[BEGIN]
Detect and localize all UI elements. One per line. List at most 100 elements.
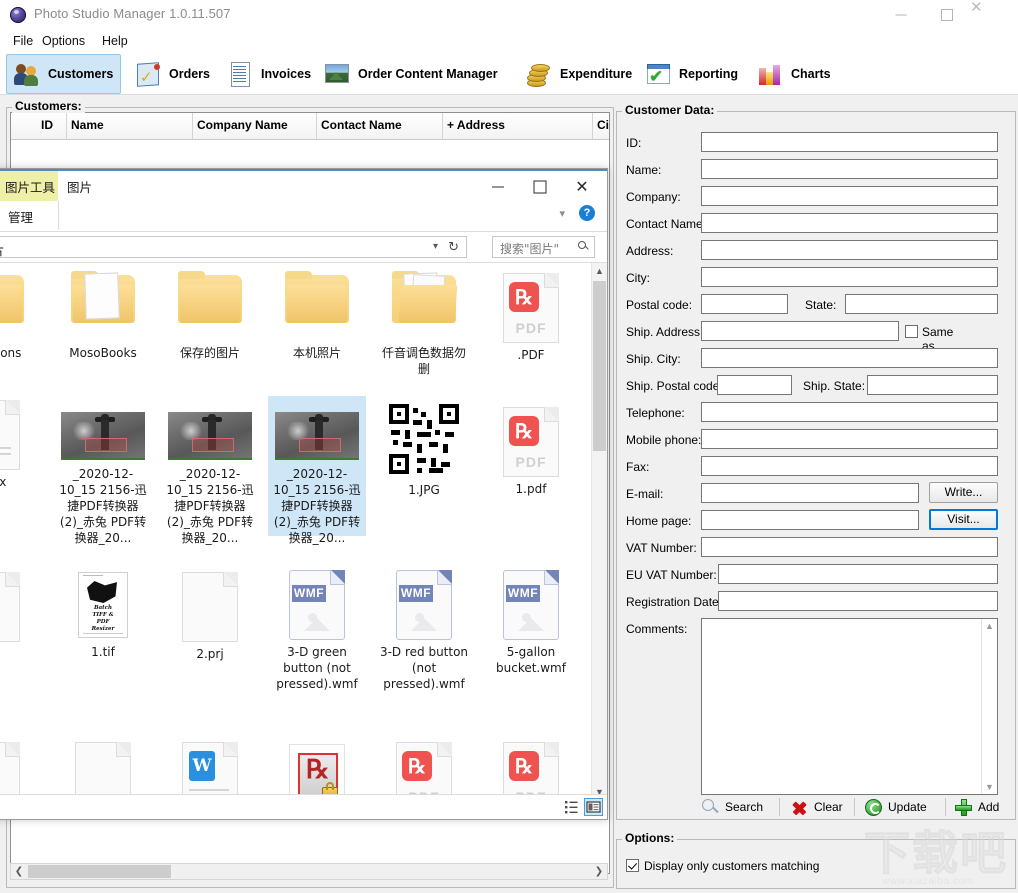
explorer-close-button[interactable]: ✕ [561, 173, 603, 201]
menu-item-help[interactable]: Help [96, 33, 134, 49]
input-home-page[interactable] [701, 510, 919, 530]
ribbon-collapse-chevron-icon[interactable]: ▾ [559, 207, 565, 220]
scroll-left-icon[interactable]: ❮ [11, 864, 27, 879]
list-item[interactable]: _2020-12-10_15 2156-迅捷PDF转换器 (2)_赤兔 PDF转… [268, 396, 366, 536]
pdf-file-icon: ℞PDF [503, 742, 559, 800]
explorer-tab-picture[interactable]: 图片 [67, 177, 92, 196]
input-telephone[interactable] [701, 402, 998, 422]
help-icon[interactable]: ? [579, 205, 595, 221]
toolbar-button-invoices[interactable]: Invoices [219, 54, 319, 94]
add-button[interactable]: Add [955, 795, 999, 819]
label-id: ID: [626, 136, 641, 150]
update-button-label: Update [888, 800, 927, 814]
explorer-maximize-button[interactable] [519, 173, 561, 201]
input-ship-city[interactable] [701, 348, 998, 368]
explorer-search-input[interactable]: 搜索"图片" [492, 236, 595, 258]
comments-scrollbar[interactable]: ▲ ▼ [981, 619, 997, 794]
search-button-label: Search [725, 800, 763, 814]
scroll-up-icon[interactable]: ▲ [592, 263, 607, 279]
input-vat-number[interactable] [701, 537, 998, 557]
menu-item-file[interactable]: File [7, 33, 39, 49]
search-icon [702, 799, 719, 816]
customer-data-group-label: Customer Data: [622, 103, 717, 117]
write-email-button[interactable]: Write... [929, 482, 998, 503]
maximize-button[interactable] [924, 0, 970, 30]
action-button-bar: Search Clear Update Add [616, 795, 1014, 821]
column-header-id[interactable]: ID [41, 118, 53, 132]
column-header-company-name[interactable]: Company Name [197, 118, 288, 132]
column-header-name[interactable]: Name [71, 118, 104, 132]
label-telephone: Telephone: [626, 406, 685, 420]
input-ship-postal-code[interactable] [717, 375, 792, 395]
input-company[interactable] [701, 186, 998, 206]
clear-button[interactable]: Clear [791, 795, 843, 819]
details-view-icon[interactable] [562, 798, 581, 816]
input-comments[interactable]: ▲ ▼ [701, 618, 998, 795]
photo-thumbnail [275, 412, 359, 460]
input-ship-address[interactable] [701, 321, 899, 341]
checkbox-display-only-matching[interactable] [626, 859, 639, 872]
refresh-icon[interactable]: ↻ [448, 239, 459, 255]
label-state: State: [805, 298, 836, 312]
list-item-label: 1.tif [56, 644, 150, 660]
large-icons-view-icon[interactable] [584, 798, 603, 816]
scroll-down-icon[interactable]: ▼ [982, 780, 997, 794]
visit-homepage-button[interactable]: Visit... [929, 509, 998, 530]
list-item-label: 1.JPG [377, 482, 471, 498]
toolbar-button-charts[interactable]: Charts [749, 54, 839, 94]
explorer-vertical-scrollbar[interactable]: ▲ ▼ [591, 263, 607, 800]
input-state[interactable] [845, 294, 998, 314]
input-ship-state[interactable] [867, 375, 998, 395]
search-button[interactable]: Search [702, 795, 763, 819]
input-name[interactable] [701, 159, 998, 179]
input-fax[interactable] [701, 456, 998, 476]
update-button[interactable]: Update [865, 795, 927, 819]
explorer-tab-manage[interactable]: 管理 [0, 201, 59, 230]
scroll-up-icon[interactable]: ▲ [982, 619, 997, 633]
column-header-contact-name[interactable]: Contact Name [321, 118, 402, 132]
toolbar-button-customers[interactable]: Customers [6, 54, 121, 94]
input-registration-date[interactable] [718, 591, 998, 611]
input-address[interactable] [701, 240, 998, 260]
column-header-city[interactable]: Cit [597, 118, 610, 132]
input-eu-vat-number[interactable] [718, 564, 998, 584]
pdf-file-icon: ℞PDF [503, 273, 559, 343]
input-postal-code[interactable] [701, 294, 788, 314]
customers-grid-horizontal-scrollbar[interactable]: ❮ ❯ [10, 863, 608, 880]
input-contact-name[interactable] [701, 213, 998, 233]
folder-icon [0, 271, 24, 325]
input-email[interactable] [701, 483, 919, 503]
close-button[interactable]: ✕ [970, 0, 1016, 30]
input-mobile-phone[interactable] [701, 429, 998, 449]
minimize-button[interactable] [878, 0, 924, 30]
toolbar-label-expenditure: Expenditure [560, 67, 632, 81]
input-id[interactable] [701, 132, 998, 152]
toolbar-button-expenditure[interactable]: Expenditure [518, 54, 640, 94]
checkbox-same-as-billing[interactable] [905, 325, 918, 338]
menu-item-options[interactable]: Options [36, 33, 91, 49]
scrollbar-thumb[interactable] [593, 281, 606, 451]
list-item-label: 5-gallon bucket.wmf [484, 644, 578, 676]
breadcrumb-chevron-down-icon[interactable]: ▾ [433, 241, 438, 252]
explorer-breadcrumb-box[interactable]: 片 ▾ ↻ [0, 236, 467, 258]
file-explorer-window[interactable]: 图片工具 图片 ✕ 管理 ▾ ? 片 ▾ ↻ 搜索"图片" [0, 168, 608, 820]
column-header-address[interactable]: + Address [447, 118, 505, 132]
toolbar-button-order-content-manager[interactable]: Order Content Manager [316, 54, 506, 94]
customers-grid-header: ID Name Company Name Contact Name + Addr… [11, 113, 609, 140]
toolbar-button-reporting[interactable]: ✔ Reporting [637, 54, 746, 94]
acrobat-secured-pdf-icon: ℞ [289, 744, 345, 800]
label-display-only-matching: Display only customers matching [644, 859, 819, 873]
explorer-contextual-tab-label: 图片工具 [5, 177, 55, 196]
explorer-file-list[interactable]: vte ctions MosoBooks 保存的图片 本机照片 [0, 263, 607, 800]
invoices-icon [227, 61, 253, 87]
scroll-right-icon[interactable]: ❯ [591, 864, 607, 879]
main-toolbar: Customers ✓ Orders Invoices Order Conten… [0, 52, 1018, 95]
explorer-tab-row: 图片工具 图片 ✕ [0, 171, 607, 203]
list-item-label: 1.pdf [484, 481, 578, 497]
scrollbar-thumb[interactable] [28, 865, 171, 878]
clear-x-icon [791, 799, 808, 816]
input-city[interactable] [701, 267, 998, 287]
explorer-minimize-button[interactable] [477, 173, 519, 201]
toolbar-button-orders[interactable]: ✓ Orders [127, 54, 218, 94]
explorer-contextual-tab-picture-tools[interactable]: 图片工具 [0, 171, 58, 201]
[END]
▶ _WORK REQUIRED_:
Rewrite the listing lines between the line holding "explorer-close-button[interactable]: ✕ [561, 173, 603, 201]" and the line holding "scroll-left-icon[interactable]: ❮ [11, 864, 27, 879]", inclusive, with "chevron" replaced by "caret" and nothing else altered. Return only those lines.

▶ _SOLUTION FOR THIS PROBLEM_:
explorer-close-button[interactable]: ✕ [561, 173, 603, 201]
menu-item-help[interactable]: Help [96, 33, 134, 49]
input-home-page[interactable] [701, 510, 919, 530]
ribbon-collapse-caret-icon[interactable]: ▾ [559, 207, 565, 220]
scroll-left-icon[interactable]: ❮ [11, 864, 27, 879]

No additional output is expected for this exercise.